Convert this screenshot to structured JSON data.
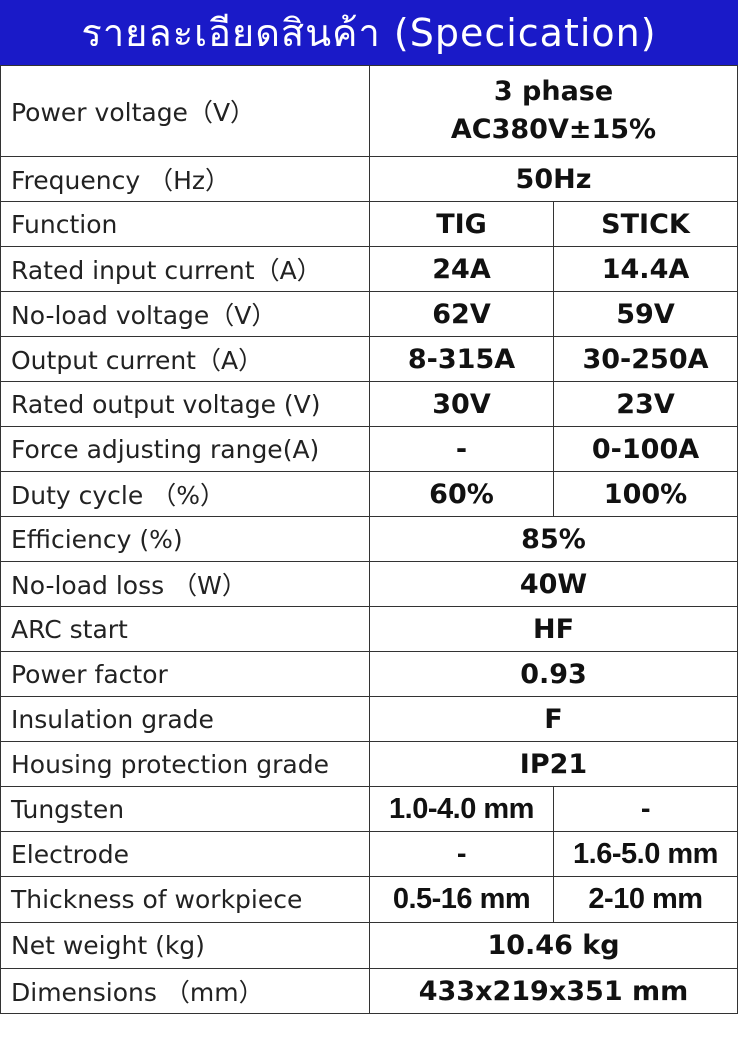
{
  "header": {
    "title": "รายละเอียดสินค้า (Specication)"
  },
  "rows": [
    {
      "label": "Power voltage（V）",
      "values": [
        "3 phase",
        "AC380V±15%"
      ],
      "span": true
    },
    {
      "label": "Frequency （Hz）",
      "values": [
        "50Hz"
      ],
      "span": true
    },
    {
      "label": "Function",
      "values": [
        "TIG",
        "STICK"
      ]
    },
    {
      "label": "Rated input current（A）",
      "values": [
        "24A",
        "14.4A"
      ]
    },
    {
      "label": "No-load voltage（V）",
      "values": [
        "62V",
        "59V"
      ]
    },
    {
      "label": "Output current（A）",
      "values": [
        "8-315A",
        "30-250A"
      ]
    },
    {
      "label": "Rated output voltage (V)",
      "values": [
        "30V",
        "23V"
      ]
    },
    {
      "label": "Force adjusting range(A)",
      "values": [
        "-",
        "0-100A"
      ]
    },
    {
      "label": "Duty cycle （%）",
      "values": [
        "60%",
        "100%"
      ]
    },
    {
      "label": "Efficiency (%)",
      "values": [
        "85%"
      ],
      "span": true
    },
    {
      "label": "No-load loss （W）",
      "values": [
        "40W"
      ],
      "span": true
    },
    {
      "label": "ARC start",
      "values": [
        "HF"
      ],
      "span": true
    },
    {
      "label": "Power factor",
      "values": [
        "0.93"
      ],
      "span": true
    },
    {
      "label": "Insulation grade",
      "values": [
        "F"
      ],
      "span": true
    },
    {
      "label": "Housing protection grade",
      "values": [
        "IP21"
      ],
      "span": true
    },
    {
      "label": "Tungsten",
      "values": [
        "1.0-4.0 mm",
        "-"
      ],
      "narrow": true
    },
    {
      "label": "Electrode",
      "values": [
        "-",
        "1.6-5.0 mm"
      ],
      "narrow": true
    },
    {
      "label": "Thickness of workpiece",
      "values": [
        "0.5-16 mm",
        "2-10 mm"
      ],
      "narrow": true
    },
    {
      "label": "Net weight (kg)",
      "values": [
        "10.46 kg"
      ],
      "span": true
    },
    {
      "label": "Dimensions （mm）",
      "values": [
        "433x219x351 mm"
      ],
      "span": true
    }
  ]
}
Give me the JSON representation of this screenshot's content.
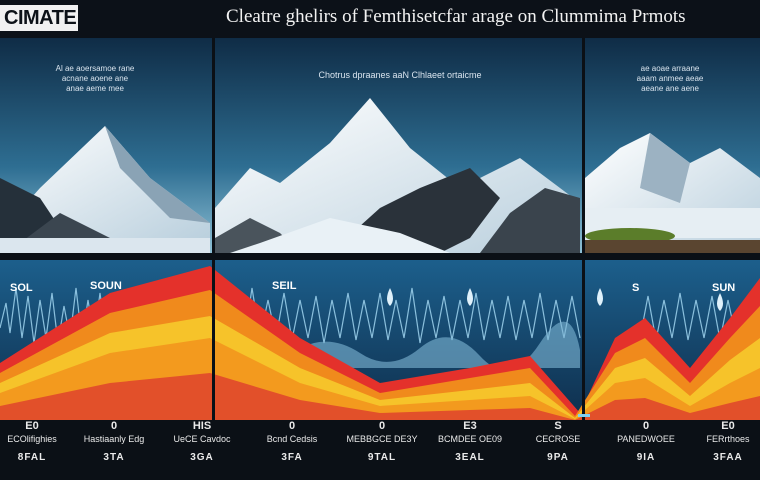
{
  "header": {
    "badge": "CIMATE",
    "title": "Cleatre ghelirs of Femthisetcfar arage on Clummima Prmots"
  },
  "panels": [
    {
      "caption": [
        "Al ae aoersamoe rane",
        "acnane aoene ane",
        "anae aeme mee"
      ]
    },
    {
      "caption": [
        "Chotrus dpraanes aaN Clhlaeet ortaicme"
      ]
    },
    {
      "caption": [
        "ae aoae arraane",
        "aaam anmee aeae",
        "aeane ane aene"
      ]
    }
  ],
  "markers": [
    "SOL",
    "SOUN",
    "SEIL",
    "S",
    "SUN"
  ],
  "bottom": [
    {
      "value": "E0",
      "label": "ECOlifighies",
      "sub": "8FAL"
    },
    {
      "value": "0",
      "label": "Hastiaanly Edg",
      "sub": "3TA"
    },
    {
      "value": "HIS",
      "label": "UeCE Cavdoc",
      "sub": "3GA"
    },
    {
      "value": "0",
      "label": "Bcnd Cedsis",
      "sub": "3FA"
    },
    {
      "value": "0",
      "label": "MEBBGCE DE3Y",
      "sub": "9TAL"
    },
    {
      "value": "E3",
      "label": "BCMDEE OE09",
      "sub": "3EAL"
    },
    {
      "value": "S",
      "label": "CECROSE",
      "sub": "9PA"
    },
    {
      "value": "0",
      "label": "PANEDWOEE",
      "sub": "9IA"
    },
    {
      "value": "E0",
      "label": "FERrthoes",
      "sub": "3FAA"
    }
  ],
  "colors": {
    "red": "#e4312b",
    "orange": "#f08a1c",
    "yellow": "#f6c32a",
    "blue": "#2f7fb3",
    "sky": "#173a55"
  }
}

******************************

Extract each line from the listing that holds the word "current".

      "label": "Rated input current（A）",
      "label": "Output current（A）",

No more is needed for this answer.